(Problem to work on) Reproduce each line exactly, including spacing and punctuation.

(Data excerpts)

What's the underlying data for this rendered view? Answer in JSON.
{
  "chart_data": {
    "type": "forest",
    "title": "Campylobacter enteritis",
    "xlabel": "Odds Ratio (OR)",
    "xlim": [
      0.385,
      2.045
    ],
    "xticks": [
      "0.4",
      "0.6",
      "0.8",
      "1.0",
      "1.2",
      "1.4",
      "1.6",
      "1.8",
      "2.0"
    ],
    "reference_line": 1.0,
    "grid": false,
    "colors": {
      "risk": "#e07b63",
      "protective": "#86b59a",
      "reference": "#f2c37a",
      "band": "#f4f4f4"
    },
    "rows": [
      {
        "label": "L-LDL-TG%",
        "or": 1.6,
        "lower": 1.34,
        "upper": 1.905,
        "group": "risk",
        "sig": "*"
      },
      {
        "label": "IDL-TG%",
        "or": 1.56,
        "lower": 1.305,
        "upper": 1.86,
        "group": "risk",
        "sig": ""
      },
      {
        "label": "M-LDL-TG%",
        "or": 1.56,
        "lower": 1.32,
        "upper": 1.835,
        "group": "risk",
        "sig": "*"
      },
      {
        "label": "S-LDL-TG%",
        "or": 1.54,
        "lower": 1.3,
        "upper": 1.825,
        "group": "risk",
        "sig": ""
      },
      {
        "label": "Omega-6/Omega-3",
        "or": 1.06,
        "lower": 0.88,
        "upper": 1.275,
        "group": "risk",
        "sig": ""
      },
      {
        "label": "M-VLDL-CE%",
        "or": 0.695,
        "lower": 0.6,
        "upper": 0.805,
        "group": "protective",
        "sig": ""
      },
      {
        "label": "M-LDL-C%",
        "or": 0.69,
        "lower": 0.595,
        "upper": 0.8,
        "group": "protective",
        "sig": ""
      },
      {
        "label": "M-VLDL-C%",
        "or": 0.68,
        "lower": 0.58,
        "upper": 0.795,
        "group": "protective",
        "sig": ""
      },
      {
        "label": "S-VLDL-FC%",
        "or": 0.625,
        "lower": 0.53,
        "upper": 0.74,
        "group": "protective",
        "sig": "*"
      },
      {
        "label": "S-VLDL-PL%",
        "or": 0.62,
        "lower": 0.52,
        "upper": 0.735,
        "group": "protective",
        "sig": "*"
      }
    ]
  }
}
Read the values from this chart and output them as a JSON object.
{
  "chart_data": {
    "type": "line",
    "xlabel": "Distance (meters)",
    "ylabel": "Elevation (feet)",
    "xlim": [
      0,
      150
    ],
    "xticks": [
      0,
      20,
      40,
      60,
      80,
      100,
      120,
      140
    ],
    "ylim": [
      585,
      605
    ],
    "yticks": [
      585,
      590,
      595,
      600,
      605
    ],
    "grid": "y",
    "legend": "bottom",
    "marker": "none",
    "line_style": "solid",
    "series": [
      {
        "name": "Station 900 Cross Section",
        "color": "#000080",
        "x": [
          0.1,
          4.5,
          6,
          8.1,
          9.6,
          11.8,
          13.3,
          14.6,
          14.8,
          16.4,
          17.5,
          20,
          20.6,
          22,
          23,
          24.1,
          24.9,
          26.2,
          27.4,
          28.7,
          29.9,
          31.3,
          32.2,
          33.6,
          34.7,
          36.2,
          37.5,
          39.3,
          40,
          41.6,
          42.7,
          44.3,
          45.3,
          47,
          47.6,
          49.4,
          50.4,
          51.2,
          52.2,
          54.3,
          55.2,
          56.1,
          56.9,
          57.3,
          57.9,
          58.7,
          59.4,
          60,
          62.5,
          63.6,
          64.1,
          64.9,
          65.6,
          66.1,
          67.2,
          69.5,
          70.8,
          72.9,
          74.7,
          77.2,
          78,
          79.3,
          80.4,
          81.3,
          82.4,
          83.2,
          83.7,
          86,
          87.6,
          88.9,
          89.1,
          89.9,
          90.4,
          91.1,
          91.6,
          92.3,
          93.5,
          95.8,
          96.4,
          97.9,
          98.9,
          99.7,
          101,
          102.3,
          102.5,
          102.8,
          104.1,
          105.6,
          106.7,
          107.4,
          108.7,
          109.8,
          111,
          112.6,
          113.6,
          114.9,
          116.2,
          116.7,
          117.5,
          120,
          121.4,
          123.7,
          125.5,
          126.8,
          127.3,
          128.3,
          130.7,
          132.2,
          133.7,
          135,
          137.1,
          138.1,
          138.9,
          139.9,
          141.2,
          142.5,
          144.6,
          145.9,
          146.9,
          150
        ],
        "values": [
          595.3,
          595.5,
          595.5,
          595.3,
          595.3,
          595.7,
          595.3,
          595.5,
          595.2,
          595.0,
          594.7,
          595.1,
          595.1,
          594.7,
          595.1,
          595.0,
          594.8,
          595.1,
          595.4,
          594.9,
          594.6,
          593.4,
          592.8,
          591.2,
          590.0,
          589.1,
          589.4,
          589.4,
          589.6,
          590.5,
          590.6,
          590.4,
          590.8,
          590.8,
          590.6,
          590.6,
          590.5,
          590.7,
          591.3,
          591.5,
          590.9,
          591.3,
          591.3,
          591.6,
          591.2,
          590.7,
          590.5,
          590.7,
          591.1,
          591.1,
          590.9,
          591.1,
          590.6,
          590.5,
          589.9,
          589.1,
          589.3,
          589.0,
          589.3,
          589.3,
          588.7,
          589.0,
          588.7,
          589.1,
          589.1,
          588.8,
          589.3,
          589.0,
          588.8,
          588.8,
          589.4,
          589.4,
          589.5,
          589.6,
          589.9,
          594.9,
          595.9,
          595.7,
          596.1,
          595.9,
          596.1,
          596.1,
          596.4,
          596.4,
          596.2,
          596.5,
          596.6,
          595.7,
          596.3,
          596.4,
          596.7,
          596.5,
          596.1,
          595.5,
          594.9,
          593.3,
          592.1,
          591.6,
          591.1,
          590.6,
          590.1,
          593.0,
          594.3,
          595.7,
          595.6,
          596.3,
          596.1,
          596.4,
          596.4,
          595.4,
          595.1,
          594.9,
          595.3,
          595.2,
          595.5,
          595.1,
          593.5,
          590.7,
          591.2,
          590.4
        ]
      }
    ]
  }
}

(Answer)
What's the underlying data for this rendered view? Answer in JSON.
{
  "chart_data": {
    "type": "forest",
    "title": "Campylobacter enteritis",
    "xlabel": "Odds Ratio (OR)",
    "xlim": [
      0.385,
      2.045
    ],
    "xticks": [
      "0.4",
      "0.6",
      "0.8",
      "1.0",
      "1.2",
      "1.4",
      "1.6",
      "1.8",
      "2.0"
    ],
    "reference_line": 1.0,
    "grid": false,
    "colors": {
      "risk": "#e07b63",
      "protective": "#86b59a",
      "reference": "#f2c37a",
      "band": "#f4f4f4"
    },
    "rows": [
      {
        "label": "L-LDL-TG%",
        "or": 1.6,
        "lower": 1.34,
        "upper": 1.905,
        "group": "risk",
        "sig": "*"
      },
      {
        "label": "IDL-TG%",
        "or": 1.56,
        "lower": 1.305,
        "upper": 1.86,
        "group": "risk",
        "sig": ""
      },
      {
        "label": "M-LDL-TG%",
        "or": 1.56,
        "lower": 1.32,
        "upper": 1.835,
        "group": "risk",
        "sig": "*"
      },
      {
        "label": "S-LDL-TG%",
        "or": 1.54,
        "lower": 1.3,
        "upper": 1.825,
        "group": "risk",
        "sig": ""
      },
      {
        "label": "Omega-6/Omega-3",
        "or": 1.06,
        "lower": 0.88,
        "upper": 1.275,
        "group": "risk",
        "sig": ""
      },
      {
        "label": "M-VLDL-CE%",
        "or": 0.695,
        "lower": 0.6,
        "upper": 0.805,
        "group": "protective",
        "sig": ""
      },
      {
        "label": "M-LDL-C%",
        "or": 0.69,
        "lower": 0.595,
        "upper": 0.8,
        "group": "protective",
        "sig": ""
      },
      {
        "label": "M-VLDL-C%",
        "or": 0.68,
        "lower": 0.58,
        "upper": 0.795,
        "group": "protective",
        "sig": ""
      },
      {
        "label": "S-VLDL-FC%",
        "or": 0.625,
        "lower": 0.53,
        "upper": 0.74,
        "group": "protective",
        "sig": "*"
      },
      {
        "label": "S-VLDL-PL%",
        "or": 0.62,
        "lower": 0.52,
        "upper": 0.735,
        "group": "protective",
        "sig": "*"
      }
    ]
  }
}
Read the values from this chart and output them as a JSON object.
{
  "chart_data": {
    "type": "line",
    "xlabel": "Distance (meters)",
    "ylabel": "Elevation (feet)",
    "xlim": [
      0,
      150
    ],
    "xticks": [
      0,
      20,
      40,
      60,
      80,
      100,
      120,
      140
    ],
    "ylim": [
      585,
      605
    ],
    "yticks": [
      585,
      590,
      595,
      600,
      605
    ],
    "grid": "y",
    "legend": "bottom",
    "marker": "none",
    "line_style": "solid",
    "series": [
      {
        "name": "Station 900 Cross Section",
        "color": "#000080",
        "x": [
          0.1,
          4.5,
          6,
          8.1,
          9.6,
          11.8,
          13.3,
          14.6,
          14.8,
          16.4,
          17.5,
          20,
          20.6,
          22,
          23,
          24.1,
          24.9,
          26.2,
          27.4,
          28.7,
          29.9,
          31.3,
          32.2,
          33.6,
          34.7,
          36.2,
          37.5,
          39.3,
          40,
          41.6,
          42.7,
          44.3,
          45.3,
          47,
          47.6,
          49.4,
          50.4,
          51.2,
          52.2,
          54.3,
          55.2,
          56.1,
          56.9,
          57.3,
          57.9,
          58.7,
          59.4,
          60,
          62.5,
          63.6,
          64.1,
          64.9,
          65.6,
          66.1,
          67.2,
          69.5,
          70.8,
          72.9,
          74.7,
          77.2,
          78,
          79.3,
          80.4,
          81.3,
          82.4,
          83.2,
          83.7,
          86,
          87.6,
          88.9,
          89.1,
          89.9,
          90.4,
          91.1,
          91.6,
          92.3,
          93.5,
          95.8,
          96.4,
          97.9,
          98.9,
          99.7,
          101,
          102.3,
          102.5,
          102.8,
          104.1,
          105.6,
          106.7,
          107.4,
          108.7,
          109.8,
          111,
          112.6,
          113.6,
          114.9,
          116.2,
          116.7,
          117.5,
          120,
          121.4,
          123.7,
          125.5,
          126.8,
          127.3,
          128.3,
          130.7,
          132.2,
          133.7,
          135,
          137.1,
          138.1,
          138.9,
          139.9,
          141.2,
          142.5,
          144.6,
          145.9,
          146.9,
          150
        ],
        "values": [
          595.3,
          595.5,
          595.5,
          595.3,
          595.3,
          595.7,
          595.3,
          595.5,
          595.2,
          595.0,
          594.7,
          595.1,
          595.1,
          594.7,
          595.1,
          595.0,
          594.8,
          595.1,
          595.4,
          594.9,
          594.6,
          593.4,
          592.8,
          591.2,
          590.0,
          589.1,
          589.4,
          589.4,
          589.6,
          590.5,
          590.6,
          590.4,
          590.8,
          590.8,
          590.6,
          590.6,
          590.5,
          590.7,
          591.3,
          591.5,
          590.9,
          591.3,
          591.3,
          591.6,
          591.2,
          590.7,
          590.5,
          590.7,
          591.1,
          591.1,
          590.9,
          591.1,
          590.6,
          590.5,
          589.9,
          589.1,
          589.3,
          589.0,
          589.3,
          589.3,
          588.7,
          589.0,
          588.7,
          589.1,
          589.1,
          588.8,
          589.3,
          589.0,
          588.8,
          588.8,
          589.4,
          589.4,
          589.5,
          589.6,
          589.9,
          594.9,
          595.9,
          595.7,
          596.1,
          595.9,
          596.1,
          596.1,
          596.4,
          596.4,
          596.2,
          596.5,
          596.6,
          595.7,
          596.3,
          596.4,
          596.7,
          596.5,
          596.1,
          595.5,
          594.9,
          593.3,
          592.1,
          591.6,
          591.1,
          590.6,
          590.1,
          593.0,
          594.3,
          595.7,
          595.6,
          596.3,
          596.1,
          596.4,
          596.4,
          595.4,
          595.1,
          594.9,
          595.3,
          595.2,
          595.5,
          595.1,
          593.5,
          590.7,
          591.2,
          590.4
        ]
      }
    ]
  }
}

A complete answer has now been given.